→ Work to be completed
Scan the records for the word "ความต". Copy each line that includes it.

→ Source records
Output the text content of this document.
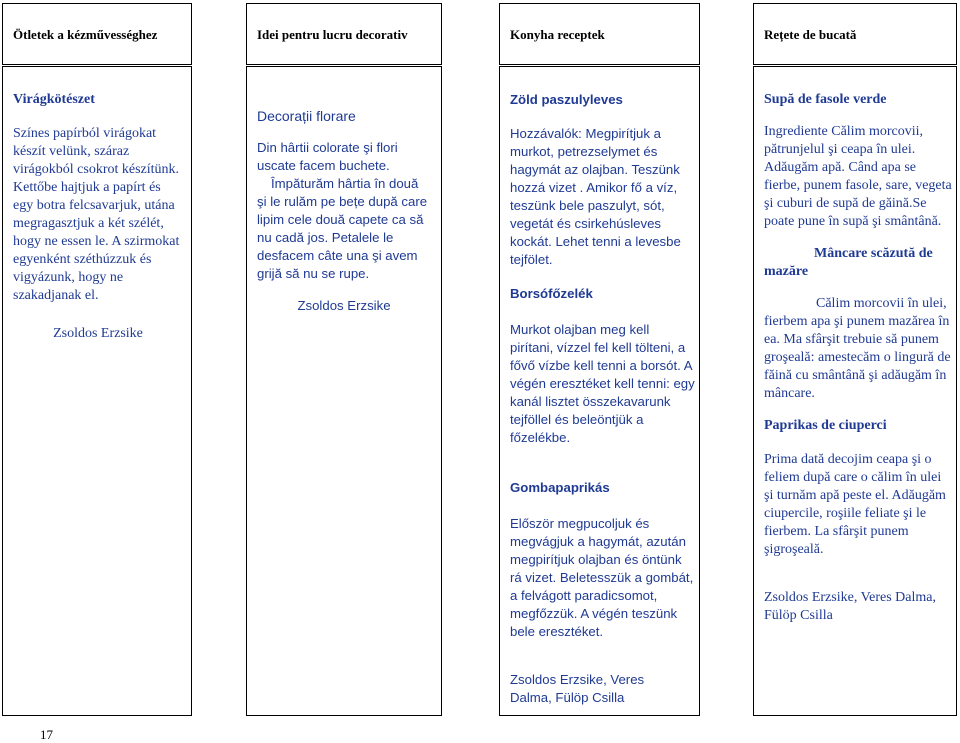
Ötletek a kézművességhez	Idei pentru lucru decorativ	Konyha receptek	Rețete de bucată

Virágkötészet

Színes papírból virágokat készít velünk, száraz virágokból csokrot készítünk. Kettőbe hajtjuk a papírt és egy botra felcsavarjuk, utána megragasztjuk a két szélét, hogy ne essen le. A szirmokat egyenként széthúzzuk és vigyázunk, hogy ne szakadjanak el.

Zsoldos Erzsike

Decorații florare

Din hârtii colorate şi flori uscate facem buchete.

Împăturăm hârtia în două şi le rulăm pe bețe după care lipim cele două capete ca să nu cadă jos. Petalele le desfacem câte una şi avem grijă să nu se rupe.

Zsoldos Erzsike

Zöld paszulyleves

Hozzávalók: Megpirítjuk a murkot, petrezselymet és hagymát az olajban. Teszünk hozzá vizet . Amikor fő a víz, teszünk bele paszulyt, sót, vegetát és csirkehúsleves kockát. Lehet tenni a levesbe tejfölet.

Borsófőzelék

Murkot olajban meg kell pirítani, vízzel fel kell tölteni, a fővő vízbe kell tenni a borsót. A végén eresztéket kell tenni: egy kanál lisztet összekavarunk tejföllel és beleöntjük a főzelékbe.

Gombapaprikás

Először megpucoljuk és megvágjuk a hagymát, azután megpirítjuk olajban és öntünk rá vizet. Beletesszük a gombát, a felvágott paradicsomot, megfőzzük. A végén teszünk bele eresztéket.

Zsoldos Erzsike, Veres Dalma, Fülöp Csilla

Supă de fasole verde

Ingrediente Călim morcovii, pătrunjelul şi ceapa în ulei. Adăugăm apă. Când apa se fierbe, punem fasole, sare, vegeta şi cuburi de supă de găină.Se poate pune în supă şi smântână.

Mâncare scăzută de mazăre

Călim morcovii în ulei, fierbem apa şi punem mazărea în ea. Ma sfârşit trebuie să punem groşeală: amestecăm o lingură de făină cu smântână şi adăugăm în mâncare.

Paprikas de ciuperci

Prima dată decojim ceapa şi o feliem după care o călim în ulei şi turnăm apă peste el. Adăugăm ciupercile, roşiile feliate şi le fierbem. La sfârşit punem şigroşeală.

Zsoldos Erzsike, Veres Dalma, Fülöp Csilla

17
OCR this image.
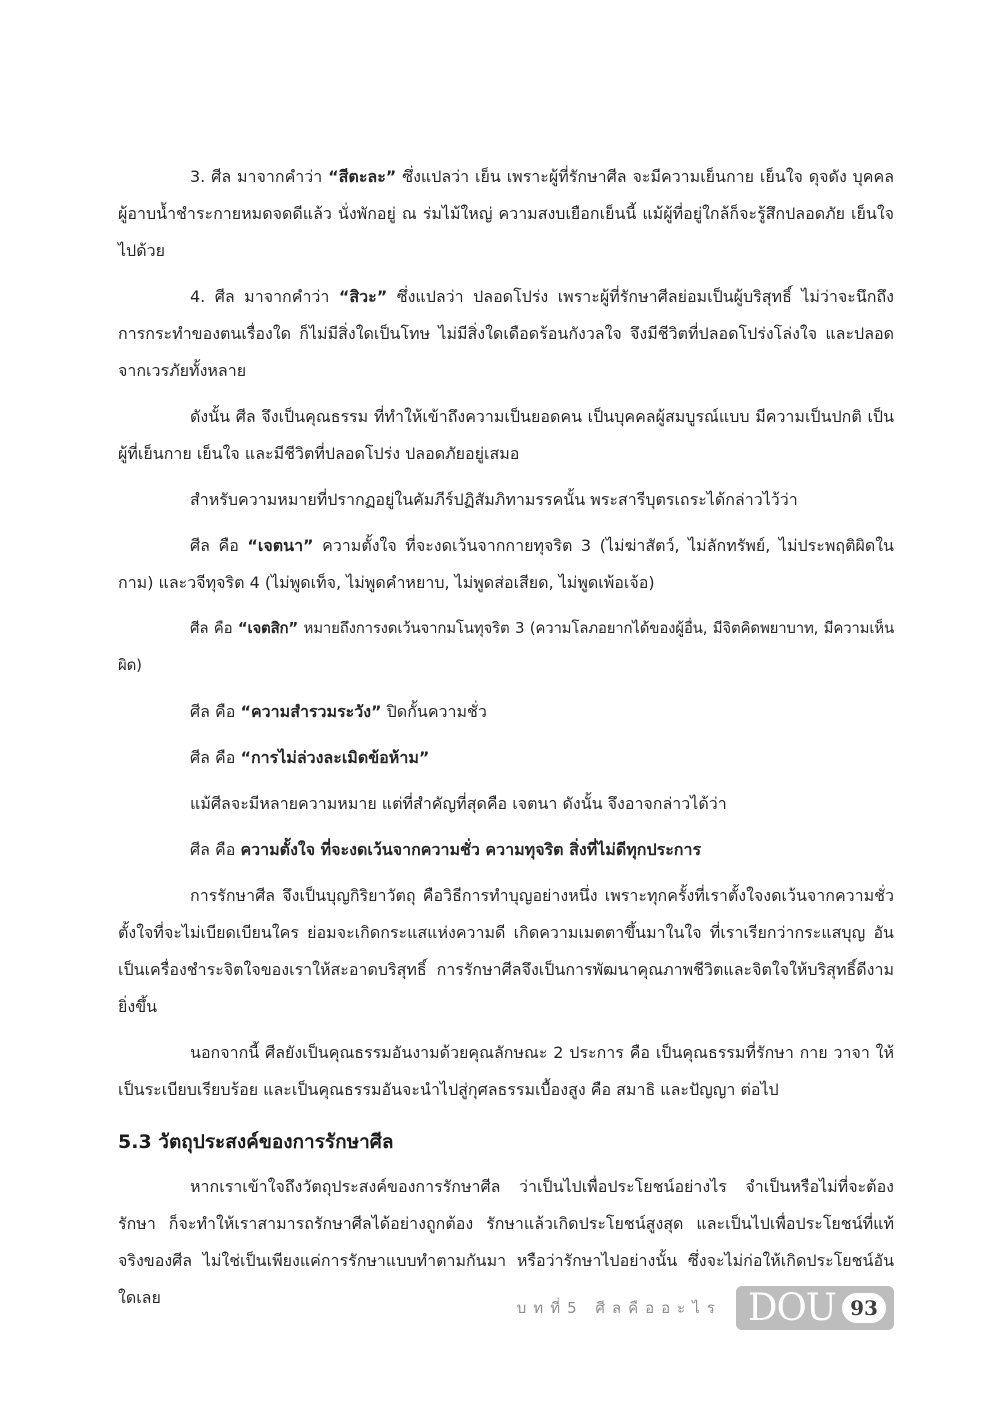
3. ศีล มาจากคำว่า “สีตะละ” ซึ่งแปลว่า เย็น เพราะผู้ที่รักษาศีล จะมีความเย็นกาย เย็นใจ ดุจดัง บุคคลผู้อาบน้ำชำระกายหมดจดดีแล้ว นั่งพักอยู่ ณ ร่มไม้ใหญ่ ความสงบเยือกเย็นนี้ แม้ผู้ที่อยู่ใกล้ก็จะรู้สึกปลอดภัย เย็นใจไปด้วย

4. ศีล มาจากคำว่า “สิวะ” ซึ่งแปลว่า ปลอดโปร่ง เพราะผู้ที่รักษาศีลย่อมเป็นผู้บริสุทธิ์ ไม่ว่าจะนึกถึงการกระทำของตนเรื่องใด ก็ไม่มีสิ่งใดเป็นโทษ ไม่มีสิ่งใดเดือดร้อนกังวลใจ จึงมีชีวิตที่ปลอดโปร่งโล่งใจ และปลอดจากเวรภัยทั้งหลาย

ดังนั้น ศีล จึงเป็นคุณธรรม ที่ทำให้เข้าถึงความเป็นยอดคน เป็นบุคคลผู้สมบูรณ์แบบ มีความเป็นปกติ เป็นผู้ที่เย็นกาย เย็นใจ และมีชีวิตที่ปลอดโปร่ง ปลอดภัยอยู่เสมอ

สำหรับความหมายที่ปรากฏอยู่ในคัมภีร์ปฏิสัมภิทามรรคนั้น พระสารีบุตรเถระได้กล่าวไว้ว่า

ศีล คือ “เจตนา” ความตั้งใจ ที่จะงดเว้นจากกายทุจริต 3 (ไม่ฆ่าสัตว์, ไม่ลักทรัพย์, ไม่ประพฤติผิดในกาม) และวจีทุจริต 4 (ไม่พูดเท็จ, ไม่พูดคำหยาบ, ไม่พูดส่อเสียด, ไม่พูดเพ้อเจ้อ)

ศีล คือ “เจตสิก” หมายถึงการงดเว้นจากมโนทุจริต 3 (ความโลภอยากได้ของผู้อื่น, มีจิตคิดพยาบาท, มีความเห็นผิด)

ศีล คือ “ความสำรวมระวัง” ปิดกั้นความชั่ว

ศีล คือ “การไม่ล่วงละเมิดข้อห้าม”

แม้ศีลจะมีหลายความหมาย แต่ที่สำคัญที่สุดคือ เจตนา ดังนั้น จึงอาจกล่าวได้ว่า

ศีล คือ ความตั้งใจ ที่จะงดเว้นจากความชั่ว ความทุจริต สิ่งที่ไม่ดีทุกประการ

การรักษาศีล จึงเป็นบุญกิริยาวัตถุ คือวิธีการทำบุญอย่างหนึ่ง เพราะทุกครั้งที่เราตั้งใจงดเว้นจากความชั่ว ตั้งใจที่จะไม่เบียดเบียนใคร ย่อมจะเกิดกระแสแห่งความดี เกิดความเมตตาขึ้นมาในใจ ที่เราเรียกว่ากระแสบุญ อันเป็นเครื่องชำระจิตใจของเราให้สะอาดบริสุทธิ์ การรักษาศีลจึงเป็นการพัฒนาคุณภาพชีวิตและจิตใจให้บริสุทธิ์ดีงามยิ่งขึ้น

นอกจากนี้ ศีลยังเป็นคุณธรรมอันงามด้วยคุณลักษณะ 2 ประการ คือ เป็นคุณธรรมที่รักษา กาย วาจา ให้เป็นระเบียบเรียบร้อย และเป็นคุณธรรมอันจะนำไปสู่กุศลธรรมเบื้องสูง คือ สมาธิ และปัญญา ต่อไป

5.3 วัตถุประสงค์ของการรักษาศีล

หากเราเข้าใจถึงวัตถุประสงค์ของการรักษาศีล ว่าเป็นไปเพื่อประโยชน์อย่างไร จำเป็นหรือไม่ที่จะต้องรักษา ก็จะทำให้เราสามารถรักษาศีลได้อย่างถูกต้อง รักษาแล้วเกิดประโยชน์สูงสุด และเป็นไปเพื่อประโยชน์ที่แท้จริงของศีล ไม่ใช่เป็นเพียงแค่การรักษาแบบทำตามกันมา หรือว่ารักษาไปอย่างนั้น ซึ่งจะไม่ก่อให้เกิดประโยชน์อันใดเลย

บทที่5 ศีลคืออะไร DOU 93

→ Answer to the exercise
ศีล คือ “เจตนา” ความตั้งใจ ที่จะงดเว้นจากกายทุจริต 3 (ไม่ฆ่าสัตว์, ไม่ลักทรัพย์, ไม่ประพฤติผิดในกาม) และวจีทุจริต 4 (ไม่พูดเท็จ, ไม่พูดคำหยาบ, ไม่พูดส่อเสียด, ไม่พูดเพ้อเจ้อ)
ศีล คือ ความตั้งใจ ที่จะงดเว้นจากความชั่ว ความทุจริต สิ่งที่ไม่ดีทุกประการ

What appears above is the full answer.